Rows from a figure dataset:
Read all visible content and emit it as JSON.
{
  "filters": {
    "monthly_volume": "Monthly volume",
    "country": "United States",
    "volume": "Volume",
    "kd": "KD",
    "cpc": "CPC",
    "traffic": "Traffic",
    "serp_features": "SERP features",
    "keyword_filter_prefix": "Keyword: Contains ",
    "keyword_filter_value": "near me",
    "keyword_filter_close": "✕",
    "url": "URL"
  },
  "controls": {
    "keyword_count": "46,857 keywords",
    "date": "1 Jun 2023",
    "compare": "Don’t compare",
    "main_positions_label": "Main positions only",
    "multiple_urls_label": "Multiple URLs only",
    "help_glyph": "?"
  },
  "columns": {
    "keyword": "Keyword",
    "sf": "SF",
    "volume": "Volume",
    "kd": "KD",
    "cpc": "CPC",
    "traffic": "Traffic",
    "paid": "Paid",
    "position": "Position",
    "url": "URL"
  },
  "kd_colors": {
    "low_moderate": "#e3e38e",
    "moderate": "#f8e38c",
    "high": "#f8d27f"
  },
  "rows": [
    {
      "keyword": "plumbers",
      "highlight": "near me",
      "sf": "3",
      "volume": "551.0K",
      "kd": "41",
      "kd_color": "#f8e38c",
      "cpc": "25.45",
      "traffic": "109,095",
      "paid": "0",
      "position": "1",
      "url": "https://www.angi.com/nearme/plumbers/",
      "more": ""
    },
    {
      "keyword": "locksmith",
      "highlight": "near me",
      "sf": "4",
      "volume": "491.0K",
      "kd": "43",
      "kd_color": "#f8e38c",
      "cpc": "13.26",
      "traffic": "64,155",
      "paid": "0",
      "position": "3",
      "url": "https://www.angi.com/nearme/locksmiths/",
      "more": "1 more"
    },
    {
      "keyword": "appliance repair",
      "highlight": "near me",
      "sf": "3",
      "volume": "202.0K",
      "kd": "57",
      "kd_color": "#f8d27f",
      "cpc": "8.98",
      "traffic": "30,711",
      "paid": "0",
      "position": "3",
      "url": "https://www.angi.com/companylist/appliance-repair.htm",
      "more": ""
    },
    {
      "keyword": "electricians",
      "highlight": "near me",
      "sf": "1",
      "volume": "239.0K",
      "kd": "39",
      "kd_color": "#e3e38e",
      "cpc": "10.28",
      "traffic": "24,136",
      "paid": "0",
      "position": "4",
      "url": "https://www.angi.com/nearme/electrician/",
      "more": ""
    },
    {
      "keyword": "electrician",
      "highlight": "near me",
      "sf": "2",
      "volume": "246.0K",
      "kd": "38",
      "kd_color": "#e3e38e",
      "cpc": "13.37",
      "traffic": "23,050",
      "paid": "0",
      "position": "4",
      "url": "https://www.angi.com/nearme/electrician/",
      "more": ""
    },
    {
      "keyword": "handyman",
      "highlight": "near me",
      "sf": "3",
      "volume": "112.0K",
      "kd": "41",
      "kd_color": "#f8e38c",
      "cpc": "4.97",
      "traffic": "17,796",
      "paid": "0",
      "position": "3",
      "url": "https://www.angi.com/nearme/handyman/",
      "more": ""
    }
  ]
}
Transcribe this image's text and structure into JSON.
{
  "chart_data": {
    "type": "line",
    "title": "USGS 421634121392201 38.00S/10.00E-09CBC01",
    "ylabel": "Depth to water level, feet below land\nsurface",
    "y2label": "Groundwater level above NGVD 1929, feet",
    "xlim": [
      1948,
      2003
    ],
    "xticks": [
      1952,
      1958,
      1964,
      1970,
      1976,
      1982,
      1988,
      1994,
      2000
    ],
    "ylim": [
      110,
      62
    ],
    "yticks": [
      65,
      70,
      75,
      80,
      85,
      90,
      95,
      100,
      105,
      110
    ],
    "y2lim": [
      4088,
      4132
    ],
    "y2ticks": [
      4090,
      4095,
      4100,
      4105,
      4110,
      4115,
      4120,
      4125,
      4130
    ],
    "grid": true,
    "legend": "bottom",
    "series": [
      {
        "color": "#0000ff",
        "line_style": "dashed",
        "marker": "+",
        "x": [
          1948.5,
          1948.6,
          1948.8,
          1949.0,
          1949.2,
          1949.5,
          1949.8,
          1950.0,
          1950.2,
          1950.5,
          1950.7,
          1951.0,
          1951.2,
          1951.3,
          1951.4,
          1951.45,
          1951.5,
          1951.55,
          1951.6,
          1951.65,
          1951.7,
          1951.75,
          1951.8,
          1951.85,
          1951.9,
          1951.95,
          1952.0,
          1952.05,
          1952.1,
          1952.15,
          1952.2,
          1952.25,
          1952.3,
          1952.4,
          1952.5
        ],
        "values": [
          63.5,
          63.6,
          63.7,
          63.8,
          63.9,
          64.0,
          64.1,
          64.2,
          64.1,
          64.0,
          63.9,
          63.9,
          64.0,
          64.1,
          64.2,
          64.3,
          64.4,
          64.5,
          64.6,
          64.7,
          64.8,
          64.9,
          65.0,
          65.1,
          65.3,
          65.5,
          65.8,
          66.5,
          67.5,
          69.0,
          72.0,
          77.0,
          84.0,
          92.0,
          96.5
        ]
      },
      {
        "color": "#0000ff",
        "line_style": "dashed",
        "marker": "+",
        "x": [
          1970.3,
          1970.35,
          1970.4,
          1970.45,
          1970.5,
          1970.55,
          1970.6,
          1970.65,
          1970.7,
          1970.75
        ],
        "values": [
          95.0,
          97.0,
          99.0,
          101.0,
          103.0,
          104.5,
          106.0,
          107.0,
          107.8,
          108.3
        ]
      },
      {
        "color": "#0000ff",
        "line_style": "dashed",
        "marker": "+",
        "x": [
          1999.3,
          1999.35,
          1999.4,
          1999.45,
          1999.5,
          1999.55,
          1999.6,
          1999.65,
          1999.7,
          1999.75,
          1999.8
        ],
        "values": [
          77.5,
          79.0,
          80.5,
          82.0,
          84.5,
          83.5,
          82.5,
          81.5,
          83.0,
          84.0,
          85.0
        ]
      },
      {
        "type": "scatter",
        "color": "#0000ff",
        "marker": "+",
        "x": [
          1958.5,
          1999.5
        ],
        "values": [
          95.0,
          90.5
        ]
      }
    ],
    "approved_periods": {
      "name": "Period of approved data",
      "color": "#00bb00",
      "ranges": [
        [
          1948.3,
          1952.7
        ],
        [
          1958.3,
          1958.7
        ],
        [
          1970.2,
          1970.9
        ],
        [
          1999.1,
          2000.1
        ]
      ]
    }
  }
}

_Task requirements:_ How many of the lines in the listing above hold the word "volume"? Report only that figure.

_Written answer:_ 9